=== Written task ===
Recast these lines as a numbered list, leaving out any blank lines.

=== Dataset entries ===
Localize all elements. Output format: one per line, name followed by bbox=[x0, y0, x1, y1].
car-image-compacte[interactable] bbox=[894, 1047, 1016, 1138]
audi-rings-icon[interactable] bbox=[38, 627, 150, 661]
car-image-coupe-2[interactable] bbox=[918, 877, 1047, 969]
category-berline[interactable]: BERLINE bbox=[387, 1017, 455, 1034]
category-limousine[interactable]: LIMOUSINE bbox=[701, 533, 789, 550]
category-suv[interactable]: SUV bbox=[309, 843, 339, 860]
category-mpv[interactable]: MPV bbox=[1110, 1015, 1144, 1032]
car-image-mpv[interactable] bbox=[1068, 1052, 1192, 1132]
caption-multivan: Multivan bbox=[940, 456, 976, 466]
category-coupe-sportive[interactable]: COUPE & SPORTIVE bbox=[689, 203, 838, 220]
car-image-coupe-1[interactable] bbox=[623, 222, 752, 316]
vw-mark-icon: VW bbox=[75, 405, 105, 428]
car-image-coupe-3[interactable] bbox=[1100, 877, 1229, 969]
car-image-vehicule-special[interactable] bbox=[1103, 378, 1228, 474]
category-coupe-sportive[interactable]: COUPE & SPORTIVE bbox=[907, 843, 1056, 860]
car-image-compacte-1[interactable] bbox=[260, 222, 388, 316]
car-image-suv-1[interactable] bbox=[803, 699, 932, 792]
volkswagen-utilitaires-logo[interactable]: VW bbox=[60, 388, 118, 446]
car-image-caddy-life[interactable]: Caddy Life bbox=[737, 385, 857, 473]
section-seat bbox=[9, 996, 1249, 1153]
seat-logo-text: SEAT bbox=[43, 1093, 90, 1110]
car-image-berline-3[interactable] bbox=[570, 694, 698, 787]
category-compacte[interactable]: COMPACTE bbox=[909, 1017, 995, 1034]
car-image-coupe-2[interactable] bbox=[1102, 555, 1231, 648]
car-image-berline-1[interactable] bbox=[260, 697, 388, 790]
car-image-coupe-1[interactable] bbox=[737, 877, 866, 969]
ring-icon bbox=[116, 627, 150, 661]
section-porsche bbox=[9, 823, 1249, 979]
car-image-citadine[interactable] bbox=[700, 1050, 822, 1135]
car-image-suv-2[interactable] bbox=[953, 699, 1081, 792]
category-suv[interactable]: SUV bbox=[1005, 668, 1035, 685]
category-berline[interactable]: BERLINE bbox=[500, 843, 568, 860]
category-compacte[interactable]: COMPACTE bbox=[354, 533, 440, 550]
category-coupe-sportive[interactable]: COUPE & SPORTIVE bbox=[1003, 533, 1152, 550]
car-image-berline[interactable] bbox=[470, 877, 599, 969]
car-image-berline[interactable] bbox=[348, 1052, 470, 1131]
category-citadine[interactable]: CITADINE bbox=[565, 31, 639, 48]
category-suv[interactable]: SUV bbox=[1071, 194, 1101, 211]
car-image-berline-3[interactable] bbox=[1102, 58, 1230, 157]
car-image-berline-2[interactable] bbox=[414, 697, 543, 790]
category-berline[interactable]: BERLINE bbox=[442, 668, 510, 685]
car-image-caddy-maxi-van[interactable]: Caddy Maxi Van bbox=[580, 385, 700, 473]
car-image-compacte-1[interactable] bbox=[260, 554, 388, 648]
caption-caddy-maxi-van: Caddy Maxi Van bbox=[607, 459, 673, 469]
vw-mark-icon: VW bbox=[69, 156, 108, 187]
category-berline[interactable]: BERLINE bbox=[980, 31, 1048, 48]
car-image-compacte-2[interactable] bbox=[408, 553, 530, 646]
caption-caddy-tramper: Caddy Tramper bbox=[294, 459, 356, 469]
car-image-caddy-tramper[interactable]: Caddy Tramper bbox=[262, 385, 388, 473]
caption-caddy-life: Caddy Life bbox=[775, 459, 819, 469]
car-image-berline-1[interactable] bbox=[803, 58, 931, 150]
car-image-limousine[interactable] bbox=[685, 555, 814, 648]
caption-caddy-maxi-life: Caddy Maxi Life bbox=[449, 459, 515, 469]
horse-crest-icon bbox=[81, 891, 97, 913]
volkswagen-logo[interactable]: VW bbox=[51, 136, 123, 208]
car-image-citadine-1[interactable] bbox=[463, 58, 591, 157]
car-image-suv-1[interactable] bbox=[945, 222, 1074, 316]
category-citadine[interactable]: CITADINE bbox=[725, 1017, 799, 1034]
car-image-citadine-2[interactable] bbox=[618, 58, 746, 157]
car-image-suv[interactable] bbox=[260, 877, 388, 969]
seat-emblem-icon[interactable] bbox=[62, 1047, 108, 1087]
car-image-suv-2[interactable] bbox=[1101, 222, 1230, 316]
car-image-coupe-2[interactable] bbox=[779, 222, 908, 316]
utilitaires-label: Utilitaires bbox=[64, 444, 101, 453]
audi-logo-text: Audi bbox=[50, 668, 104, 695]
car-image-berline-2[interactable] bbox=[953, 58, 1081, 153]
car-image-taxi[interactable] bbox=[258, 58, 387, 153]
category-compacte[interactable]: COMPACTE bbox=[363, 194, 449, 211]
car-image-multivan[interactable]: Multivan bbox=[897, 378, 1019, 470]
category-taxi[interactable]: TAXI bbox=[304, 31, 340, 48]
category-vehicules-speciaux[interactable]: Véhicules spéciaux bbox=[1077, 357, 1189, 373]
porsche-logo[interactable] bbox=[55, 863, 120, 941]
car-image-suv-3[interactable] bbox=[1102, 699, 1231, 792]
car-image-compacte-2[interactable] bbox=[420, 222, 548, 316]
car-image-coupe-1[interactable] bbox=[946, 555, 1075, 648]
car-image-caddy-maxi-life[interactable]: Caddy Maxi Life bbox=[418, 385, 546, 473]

=== Written solution ===
1. Localize all elements. Output format: one per line, name followed by bbox=[x0, y0, x1, y1].
2. car-image-compacte[interactable] bbox=[894, 1047, 1016, 1138]
3. audi-rings-icon[interactable] bbox=[38, 627, 150, 661]
4. car-image-coupe-2[interactable] bbox=[918, 877, 1047, 969]
5. category-berline[interactable]: BERLINE bbox=[387, 1017, 455, 1034]
6. category-limousine[interactable]: LIMOUSINE bbox=[701, 533, 789, 550]
7. category-suv[interactable]: SUV bbox=[309, 843, 339, 860]
8. category-mpv[interactable]: MPV bbox=[1110, 1015, 1144, 1032]
9. car-image-mpv[interactable] bbox=[1068, 1052, 1192, 1132]
10. caption-multivan: Multivan bbox=[940, 456, 976, 466]
11. category-coupe-sportive[interactable]: COUPE & SPORTIVE bbox=[689, 203, 838, 220]
12. car-image-coupe-1[interactable] bbox=[623, 222, 752, 316]
13. vw-mark-icon: VW bbox=[75, 405, 105, 428]
14. car-image-coupe-3[interactable] bbox=[1100, 877, 1229, 969]
15. car-image-vehicule-special[interactable] bbox=[1103, 378, 1228, 474]
16. category-coupe-sportive[interactable]: COUPE & SPORTIVE bbox=[907, 843, 1056, 860]
17. car-image-compacte-1[interactable] bbox=[260, 222, 388, 316]
18. car-image-suv-1[interactable] bbox=[803, 699, 932, 792]
19. volkswagen-utilitaires-logo[interactable]: VW bbox=[60, 388, 118, 446]
20. car-image-caddy-life[interactable]: Caddy Life bbox=[737, 385, 857, 473]
21. section-seat bbox=[9, 996, 1249, 1153]
22. seat-logo-text: SEAT bbox=[43, 1093, 90, 1110]
23. car-image-berline-3[interactable] bbox=[570, 694, 698, 787]
24. category-compacte[interactable]: COMPACTE bbox=[909, 1017, 995, 1034]
25. car-image-coupe-2[interactable] bbox=[1102, 555, 1231, 648]
26. car-image-berline-1[interactable] bbox=[260, 697, 388, 790]
27. car-image-coupe-1[interactable] bbox=[737, 877, 866, 969]
28. ring-icon bbox=[116, 627, 150, 661]
29. section-porsche bbox=[9, 823, 1249, 979]
30. car-image-citadine[interactable] bbox=[700, 1050, 822, 1135]
31. car-image-suv-2[interactable] bbox=[953, 699, 1081, 792]
32. category-suv[interactable]: SUV bbox=[1005, 668, 1035, 685]
33. category-berline[interactable]: BERLINE bbox=[500, 843, 568, 860]
34. category-compacte[interactable]: COMPACTE bbox=[354, 533, 440, 550]
35. category-coupe-sportive[interactable]: COUPE & SPORTIVE bbox=[1003, 533, 1152, 550]
36. car-image-berline[interactable] bbox=[470, 877, 599, 969]
37. car-image-berline[interactable] bbox=[348, 1052, 470, 1131]
38. category-citadine[interactable]: CITADINE bbox=[565, 31, 639, 48]
39. category-suv[interactable]: SUV bbox=[1071, 194, 1101, 211]
40. car-image-berline-3[interactable] bbox=[1102, 58, 1230, 157]
41. car-image-berline-2[interactable] bbox=[414, 697, 543, 790]
42. category-berline[interactable]: BERLINE bbox=[442, 668, 510, 685]
43. car-image-caddy-maxi-van[interactable]: Caddy Maxi Van bbox=[580, 385, 700, 473]
44. car-image-compacte-1[interactable] bbox=[260, 554, 388, 648]
45. caption-caddy-maxi-van: Caddy Maxi Van bbox=[607, 459, 673, 469]
46. vw-mark-icon: VW bbox=[69, 156, 108, 187]
47. category-berline[interactable]: BERLINE bbox=[980, 31, 1048, 48]
48. car-image-compacte-2[interactable] bbox=[408, 553, 530, 646]
49. caption-caddy-tramper: Caddy Tramper bbox=[294, 459, 356, 469]
50. car-image-caddy-tramper[interactable]: Caddy Tramper bbox=[262, 385, 388, 473]
51. caption-caddy-life: Caddy Life bbox=[775, 459, 819, 469]
52. car-image-berline-1[interactable] bbox=[803, 58, 931, 150]
53. car-image-limousine[interactable] bbox=[685, 555, 814, 648]
54. caption-caddy-maxi-life: Caddy Maxi Life bbox=[449, 459, 515, 469]
55. horse-crest-icon bbox=[81, 891, 97, 913]
56. volkswagen-logo[interactable]: VW bbox=[51, 136, 123, 208]
57. car-image-citadine-1[interactable] bbox=[463, 58, 591, 157]
58. car-image-suv-1[interactable] bbox=[945, 222, 1074, 316]
59. category-citadine[interactable]: CITADINE bbox=[725, 1017, 799, 1034]
60. car-image-citadine-2[interactable] bbox=[618, 58, 746, 157]
61. car-image-suv[interactable] bbox=[260, 877, 388, 969]
62. seat-emblem-icon[interactable] bbox=[62, 1047, 108, 1087]
63. car-image-suv-2[interactable] bbox=[1101, 222, 1230, 316]
64. car-image-coupe-2[interactable] bbox=[779, 222, 908, 316]
65. utilitaires-label: Utilitaires bbox=[64, 444, 101, 453]
66. audi-logo-text: Audi bbox=[50, 668, 104, 695]
67. car-image-berline-2[interactable] bbox=[953, 58, 1081, 153]
68. car-image-taxi[interactable] bbox=[258, 58, 387, 153]
69. category-compacte[interactable]: COMPACTE bbox=[363, 194, 449, 211]
70. car-image-multivan[interactable]: Multivan bbox=[897, 378, 1019, 470]
71. category-taxi[interactable]: TAXI bbox=[304, 31, 340, 48]
72. category-vehicules-speciaux[interactable]: Véhicules spéciaux bbox=[1077, 357, 1189, 373]
73. porsche-logo[interactable] bbox=[55, 863, 120, 941]
74. car-image-suv-3[interactable] bbox=[1102, 699, 1231, 792]
75. car-image-compacte-2[interactable] bbox=[420, 222, 548, 316]
76. car-image-coupe-1[interactable] bbox=[946, 555, 1075, 648]
77. car-image-caddy-maxi-life[interactable]: Caddy Maxi Life bbox=[418, 385, 546, 473]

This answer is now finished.